● DATASET RECORDS
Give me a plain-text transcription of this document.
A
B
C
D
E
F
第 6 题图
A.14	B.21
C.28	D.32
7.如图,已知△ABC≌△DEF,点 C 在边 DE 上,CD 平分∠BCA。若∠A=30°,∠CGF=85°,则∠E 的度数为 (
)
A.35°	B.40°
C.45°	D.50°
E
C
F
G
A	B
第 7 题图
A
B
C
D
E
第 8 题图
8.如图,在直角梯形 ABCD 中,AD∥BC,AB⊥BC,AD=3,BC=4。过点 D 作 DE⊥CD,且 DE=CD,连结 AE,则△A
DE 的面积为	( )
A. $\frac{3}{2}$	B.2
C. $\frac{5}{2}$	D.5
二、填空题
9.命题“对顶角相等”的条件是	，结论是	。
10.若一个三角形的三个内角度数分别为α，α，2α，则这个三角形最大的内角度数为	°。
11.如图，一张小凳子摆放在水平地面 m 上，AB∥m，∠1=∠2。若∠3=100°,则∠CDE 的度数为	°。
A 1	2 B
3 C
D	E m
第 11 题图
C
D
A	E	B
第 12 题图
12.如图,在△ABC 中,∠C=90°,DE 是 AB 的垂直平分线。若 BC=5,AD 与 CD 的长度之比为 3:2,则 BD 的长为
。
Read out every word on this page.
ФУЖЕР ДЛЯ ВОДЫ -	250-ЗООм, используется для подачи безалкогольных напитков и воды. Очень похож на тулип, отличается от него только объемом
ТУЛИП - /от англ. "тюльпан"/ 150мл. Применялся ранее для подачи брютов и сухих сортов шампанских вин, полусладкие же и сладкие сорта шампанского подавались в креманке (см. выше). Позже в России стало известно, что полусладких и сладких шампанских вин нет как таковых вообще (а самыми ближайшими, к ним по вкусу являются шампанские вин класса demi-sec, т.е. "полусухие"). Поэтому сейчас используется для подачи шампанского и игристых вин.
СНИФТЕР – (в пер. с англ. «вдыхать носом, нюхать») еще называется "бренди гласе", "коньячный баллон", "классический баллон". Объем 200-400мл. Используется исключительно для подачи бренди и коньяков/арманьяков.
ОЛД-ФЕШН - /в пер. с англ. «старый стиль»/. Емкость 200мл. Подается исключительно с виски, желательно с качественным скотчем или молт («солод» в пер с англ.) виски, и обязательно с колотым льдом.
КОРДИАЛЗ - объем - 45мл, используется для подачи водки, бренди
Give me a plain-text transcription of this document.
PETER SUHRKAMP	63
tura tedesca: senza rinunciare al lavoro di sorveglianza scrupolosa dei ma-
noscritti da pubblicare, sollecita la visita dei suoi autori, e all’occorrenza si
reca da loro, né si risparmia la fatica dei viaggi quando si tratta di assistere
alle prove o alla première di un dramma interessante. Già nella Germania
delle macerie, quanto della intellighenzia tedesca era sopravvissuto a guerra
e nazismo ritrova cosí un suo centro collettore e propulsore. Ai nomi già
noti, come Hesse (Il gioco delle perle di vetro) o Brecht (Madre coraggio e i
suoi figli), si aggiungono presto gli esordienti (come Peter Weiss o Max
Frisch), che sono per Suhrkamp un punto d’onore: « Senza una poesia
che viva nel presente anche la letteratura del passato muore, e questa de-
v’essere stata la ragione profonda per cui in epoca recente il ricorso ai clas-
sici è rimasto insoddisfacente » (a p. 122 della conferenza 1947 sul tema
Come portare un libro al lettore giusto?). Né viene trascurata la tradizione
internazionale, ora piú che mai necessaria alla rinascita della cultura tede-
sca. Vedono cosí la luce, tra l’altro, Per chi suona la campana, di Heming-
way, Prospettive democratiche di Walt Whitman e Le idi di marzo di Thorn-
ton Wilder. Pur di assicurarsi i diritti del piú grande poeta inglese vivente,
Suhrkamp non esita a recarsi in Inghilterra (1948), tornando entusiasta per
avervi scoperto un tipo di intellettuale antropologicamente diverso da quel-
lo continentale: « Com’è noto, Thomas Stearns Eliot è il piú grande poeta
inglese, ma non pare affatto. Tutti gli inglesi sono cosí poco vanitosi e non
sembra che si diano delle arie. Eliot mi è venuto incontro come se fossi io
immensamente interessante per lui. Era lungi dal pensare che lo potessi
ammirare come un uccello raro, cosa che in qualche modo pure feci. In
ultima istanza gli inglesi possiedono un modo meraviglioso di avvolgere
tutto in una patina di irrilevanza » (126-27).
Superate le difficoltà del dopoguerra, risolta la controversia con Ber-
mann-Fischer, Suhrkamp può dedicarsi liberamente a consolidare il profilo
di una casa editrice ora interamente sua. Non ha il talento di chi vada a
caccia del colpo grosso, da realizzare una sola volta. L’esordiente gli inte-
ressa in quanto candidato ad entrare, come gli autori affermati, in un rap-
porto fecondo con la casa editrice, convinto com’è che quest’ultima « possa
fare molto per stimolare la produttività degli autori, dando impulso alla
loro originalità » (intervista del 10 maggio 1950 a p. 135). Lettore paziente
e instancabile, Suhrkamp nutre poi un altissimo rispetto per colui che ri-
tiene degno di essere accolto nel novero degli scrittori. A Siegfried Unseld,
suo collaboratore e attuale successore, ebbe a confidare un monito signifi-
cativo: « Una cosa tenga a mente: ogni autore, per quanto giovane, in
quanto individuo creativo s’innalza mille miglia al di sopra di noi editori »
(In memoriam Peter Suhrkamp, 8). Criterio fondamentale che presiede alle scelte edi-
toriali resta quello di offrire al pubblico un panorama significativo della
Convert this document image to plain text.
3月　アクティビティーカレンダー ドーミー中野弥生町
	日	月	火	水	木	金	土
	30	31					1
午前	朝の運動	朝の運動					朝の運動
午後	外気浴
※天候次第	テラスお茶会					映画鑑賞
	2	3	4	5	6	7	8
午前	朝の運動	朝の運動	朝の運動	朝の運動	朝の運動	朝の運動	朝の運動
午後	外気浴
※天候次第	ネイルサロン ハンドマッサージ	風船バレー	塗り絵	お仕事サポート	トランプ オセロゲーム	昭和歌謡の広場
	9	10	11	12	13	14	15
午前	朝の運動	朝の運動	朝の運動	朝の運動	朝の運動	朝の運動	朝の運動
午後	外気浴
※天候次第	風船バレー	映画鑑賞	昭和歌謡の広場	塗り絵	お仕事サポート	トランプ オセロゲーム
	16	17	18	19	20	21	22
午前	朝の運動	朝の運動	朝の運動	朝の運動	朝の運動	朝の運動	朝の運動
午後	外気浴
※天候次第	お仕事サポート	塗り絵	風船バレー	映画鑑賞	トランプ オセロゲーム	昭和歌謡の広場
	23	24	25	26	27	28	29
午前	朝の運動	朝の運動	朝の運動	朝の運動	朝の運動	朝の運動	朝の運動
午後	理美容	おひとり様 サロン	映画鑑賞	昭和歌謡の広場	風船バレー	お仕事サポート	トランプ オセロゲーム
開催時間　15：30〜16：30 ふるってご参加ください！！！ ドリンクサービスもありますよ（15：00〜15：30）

● STATED PROBLEM
Transcribe the records above exactly, but only from the line that contains "Convert this document image to plain text." through their final line, inclusive.

● RESPONSE TO THIS TASK
Convert this document image to plain text.
3月　アクティビティーカレンダー ドーミー中野弥生町
	日	月	火	水	木	金	土
	30	31					1
午前	朝の運動	朝の運動					朝の運動
午後	外気浴
※天候次第	テラスお茶会					映画鑑賞
	2	3	4	5	6	7	8
午前	朝の運動	朝の運動	朝の運動	朝の運動	朝の運動	朝の運動	朝の運動
午後	外気浴
※天候次第	ネイルサロン ハンドマッサージ	風船バレー	塗り絵	お仕事サポート	トランプ オセロゲーム	昭和歌謡の広場
	9	10	11	12	13	14	15
午前	朝の運動	朝の運動	朝の運動	朝の運動	朝の運動	朝の運動	朝の運動
午後	外気浴
※天候次第	風船バレー	映画鑑賞	昭和歌謡の広場	塗り絵	お仕事サポート	トランプ オセロゲーム
	16	17	18	19	20	21	22
午前	朝の運動	朝の運動	朝の運動	朝の運動	朝の運動	朝の運動	朝の運動
午後	外気浴
※天候次第	お仕事サポート	塗り絵	風船バレー	映画鑑賞	トランプ オセロゲーム	昭和歌謡の広場
	23	24	25	26	27	28	29
午前	朝の運動	朝の運動	朝の運動	朝の運動	朝の運動	朝の運動	朝の運動
午後	理美容	おひとり様 サロン	映画鑑賞	昭和歌謡の広場	風船バレー	お仕事サポート	トランプ オセロゲーム
開催時間　15：30〜16：30 ふるってご参加ください！！！ ドリンクサービスもありますよ（15：00〜15：30）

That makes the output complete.